→ **Your instructions**
List each line of the data that holds the word "color".

→ **Input material**
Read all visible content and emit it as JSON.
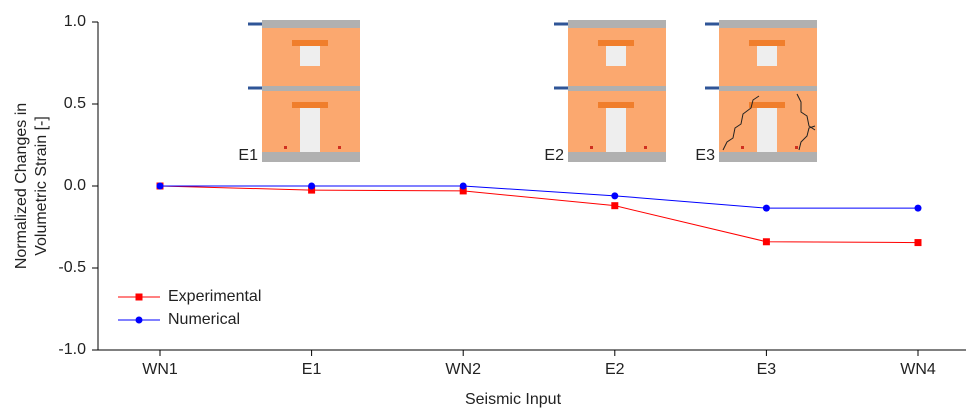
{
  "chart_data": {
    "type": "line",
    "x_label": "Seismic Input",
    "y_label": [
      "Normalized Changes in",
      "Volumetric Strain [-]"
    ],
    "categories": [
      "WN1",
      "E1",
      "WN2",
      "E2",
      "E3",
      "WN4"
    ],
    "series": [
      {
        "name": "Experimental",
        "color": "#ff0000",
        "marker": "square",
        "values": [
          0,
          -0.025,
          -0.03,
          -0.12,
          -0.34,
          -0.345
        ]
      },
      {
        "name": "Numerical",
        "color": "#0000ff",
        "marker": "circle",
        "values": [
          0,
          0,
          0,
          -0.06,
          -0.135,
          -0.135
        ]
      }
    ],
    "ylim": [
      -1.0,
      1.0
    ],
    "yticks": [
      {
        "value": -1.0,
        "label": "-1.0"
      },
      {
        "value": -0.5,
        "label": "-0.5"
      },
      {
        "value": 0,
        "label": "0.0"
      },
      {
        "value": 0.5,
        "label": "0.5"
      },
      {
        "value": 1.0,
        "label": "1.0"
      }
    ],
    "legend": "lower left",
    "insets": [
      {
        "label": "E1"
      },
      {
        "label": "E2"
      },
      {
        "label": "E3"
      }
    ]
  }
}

* * *

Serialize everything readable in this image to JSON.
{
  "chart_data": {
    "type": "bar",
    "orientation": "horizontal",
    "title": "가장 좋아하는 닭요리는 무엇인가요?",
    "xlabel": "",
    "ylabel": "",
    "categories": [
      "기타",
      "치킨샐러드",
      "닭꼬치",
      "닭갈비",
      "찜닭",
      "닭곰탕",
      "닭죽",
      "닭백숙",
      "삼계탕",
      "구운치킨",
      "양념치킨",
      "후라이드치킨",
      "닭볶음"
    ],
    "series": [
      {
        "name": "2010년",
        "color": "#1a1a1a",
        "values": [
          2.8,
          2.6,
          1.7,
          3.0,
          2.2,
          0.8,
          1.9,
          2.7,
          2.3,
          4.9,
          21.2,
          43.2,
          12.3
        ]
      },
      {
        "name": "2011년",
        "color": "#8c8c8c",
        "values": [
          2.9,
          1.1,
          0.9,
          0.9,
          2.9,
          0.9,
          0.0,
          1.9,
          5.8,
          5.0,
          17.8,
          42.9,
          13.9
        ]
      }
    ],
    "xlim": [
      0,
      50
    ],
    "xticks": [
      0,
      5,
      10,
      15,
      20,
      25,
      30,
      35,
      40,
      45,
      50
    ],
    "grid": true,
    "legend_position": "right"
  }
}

→ **Exercise response**
        "color": "#ff0000",
        "color": "#0000ff",
        "color": "#1a1a1a",
        "color": "#8c8c8c",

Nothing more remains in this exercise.